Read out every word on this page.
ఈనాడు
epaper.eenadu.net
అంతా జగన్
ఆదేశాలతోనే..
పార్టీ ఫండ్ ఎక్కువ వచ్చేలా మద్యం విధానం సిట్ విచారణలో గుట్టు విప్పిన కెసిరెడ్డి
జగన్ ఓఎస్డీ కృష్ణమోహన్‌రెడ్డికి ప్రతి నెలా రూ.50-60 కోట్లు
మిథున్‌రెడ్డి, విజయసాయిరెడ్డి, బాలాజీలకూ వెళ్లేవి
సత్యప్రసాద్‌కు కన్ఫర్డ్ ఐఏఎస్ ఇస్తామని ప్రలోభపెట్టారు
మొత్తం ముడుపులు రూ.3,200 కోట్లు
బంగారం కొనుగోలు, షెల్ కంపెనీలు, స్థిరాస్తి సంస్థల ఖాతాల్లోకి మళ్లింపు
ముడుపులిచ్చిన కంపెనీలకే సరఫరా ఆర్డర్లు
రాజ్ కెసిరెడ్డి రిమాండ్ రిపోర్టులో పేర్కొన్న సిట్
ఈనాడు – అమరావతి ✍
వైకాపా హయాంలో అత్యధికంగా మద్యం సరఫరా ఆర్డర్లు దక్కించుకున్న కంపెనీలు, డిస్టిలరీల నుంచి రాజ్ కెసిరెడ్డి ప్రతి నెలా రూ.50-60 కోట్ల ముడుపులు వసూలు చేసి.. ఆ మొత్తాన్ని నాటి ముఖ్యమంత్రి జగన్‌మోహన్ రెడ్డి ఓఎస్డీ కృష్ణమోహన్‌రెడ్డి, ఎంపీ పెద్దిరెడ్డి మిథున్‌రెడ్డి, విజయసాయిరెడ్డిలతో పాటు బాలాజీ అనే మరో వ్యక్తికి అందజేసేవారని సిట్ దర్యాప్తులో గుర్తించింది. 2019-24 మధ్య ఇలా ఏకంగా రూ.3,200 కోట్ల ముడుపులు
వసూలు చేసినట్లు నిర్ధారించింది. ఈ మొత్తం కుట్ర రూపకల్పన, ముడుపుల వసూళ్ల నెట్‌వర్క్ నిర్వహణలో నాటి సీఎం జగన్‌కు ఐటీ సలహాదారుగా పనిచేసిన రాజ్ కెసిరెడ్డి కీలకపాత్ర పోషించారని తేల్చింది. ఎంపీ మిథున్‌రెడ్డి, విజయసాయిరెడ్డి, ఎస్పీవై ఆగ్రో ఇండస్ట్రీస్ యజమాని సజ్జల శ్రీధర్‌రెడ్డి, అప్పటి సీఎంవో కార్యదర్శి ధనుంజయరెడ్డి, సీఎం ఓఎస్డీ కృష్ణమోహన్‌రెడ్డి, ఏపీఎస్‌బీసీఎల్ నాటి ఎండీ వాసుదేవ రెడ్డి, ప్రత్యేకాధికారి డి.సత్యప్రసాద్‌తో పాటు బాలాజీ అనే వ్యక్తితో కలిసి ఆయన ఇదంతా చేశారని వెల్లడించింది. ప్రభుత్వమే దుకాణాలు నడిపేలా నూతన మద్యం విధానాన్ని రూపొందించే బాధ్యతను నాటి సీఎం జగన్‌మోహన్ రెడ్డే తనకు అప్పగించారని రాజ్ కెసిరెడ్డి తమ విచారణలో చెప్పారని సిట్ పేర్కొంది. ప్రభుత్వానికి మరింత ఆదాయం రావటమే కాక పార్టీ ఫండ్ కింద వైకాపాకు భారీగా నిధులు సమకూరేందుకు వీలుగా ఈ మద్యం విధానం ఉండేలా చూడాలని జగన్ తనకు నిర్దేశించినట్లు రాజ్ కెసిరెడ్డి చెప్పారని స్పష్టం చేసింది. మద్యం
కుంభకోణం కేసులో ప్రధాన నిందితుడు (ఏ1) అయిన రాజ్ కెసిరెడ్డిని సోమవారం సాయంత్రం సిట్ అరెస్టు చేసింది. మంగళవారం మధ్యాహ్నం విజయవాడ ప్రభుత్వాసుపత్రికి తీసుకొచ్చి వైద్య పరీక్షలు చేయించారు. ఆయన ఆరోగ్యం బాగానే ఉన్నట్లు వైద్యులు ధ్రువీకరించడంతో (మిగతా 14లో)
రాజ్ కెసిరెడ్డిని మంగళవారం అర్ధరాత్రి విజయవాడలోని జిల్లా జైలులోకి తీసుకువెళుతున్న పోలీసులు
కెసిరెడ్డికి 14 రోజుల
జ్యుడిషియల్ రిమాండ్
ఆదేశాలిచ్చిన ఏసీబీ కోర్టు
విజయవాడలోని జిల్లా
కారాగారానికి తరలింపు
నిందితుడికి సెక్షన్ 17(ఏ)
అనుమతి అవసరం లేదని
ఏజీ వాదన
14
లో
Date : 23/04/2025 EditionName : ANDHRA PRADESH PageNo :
******
__Problem statement__
Identify and copy all lines with the word "సరఫర".

__Exercise result__
ముడుపులిచ్చిన కంపెనీలకే సరఫరా ఆర్డర్లు
వైకాపా హయాంలో అత్యధికంగా మద్యం సరఫరా ఆర్డర్లు దక్కించుకున్న కంపెనీలు, డిస్టిలరీల నుంచి రాజ్ కెసిరెడ్డి ప్రతి నెలా రూ.50-60 కోట్ల ముడుపులు వసూలు చేసి.. ఆ మొత్తాన్ని నాటి ముఖ్యమంత్రి జగన్‌మోహన్ రెడ్డి ఓఎస్డీ కృష్ణమోహన్‌రెడ్డి, ఎంపీ పెద్దిరెడ్డి మిథున్‌రెడ్డి, విజయసాయిరెడ్డిలతో పాటు బాలాజీ అనే మరో వ్యక్తికి అందజేసేవారని సిట్ దర్యాప్తులో గుర్తించింది. 2019-24 మధ్య ఇలా ఏకంగా రూ.3,200 కోట్ల ముడుపులు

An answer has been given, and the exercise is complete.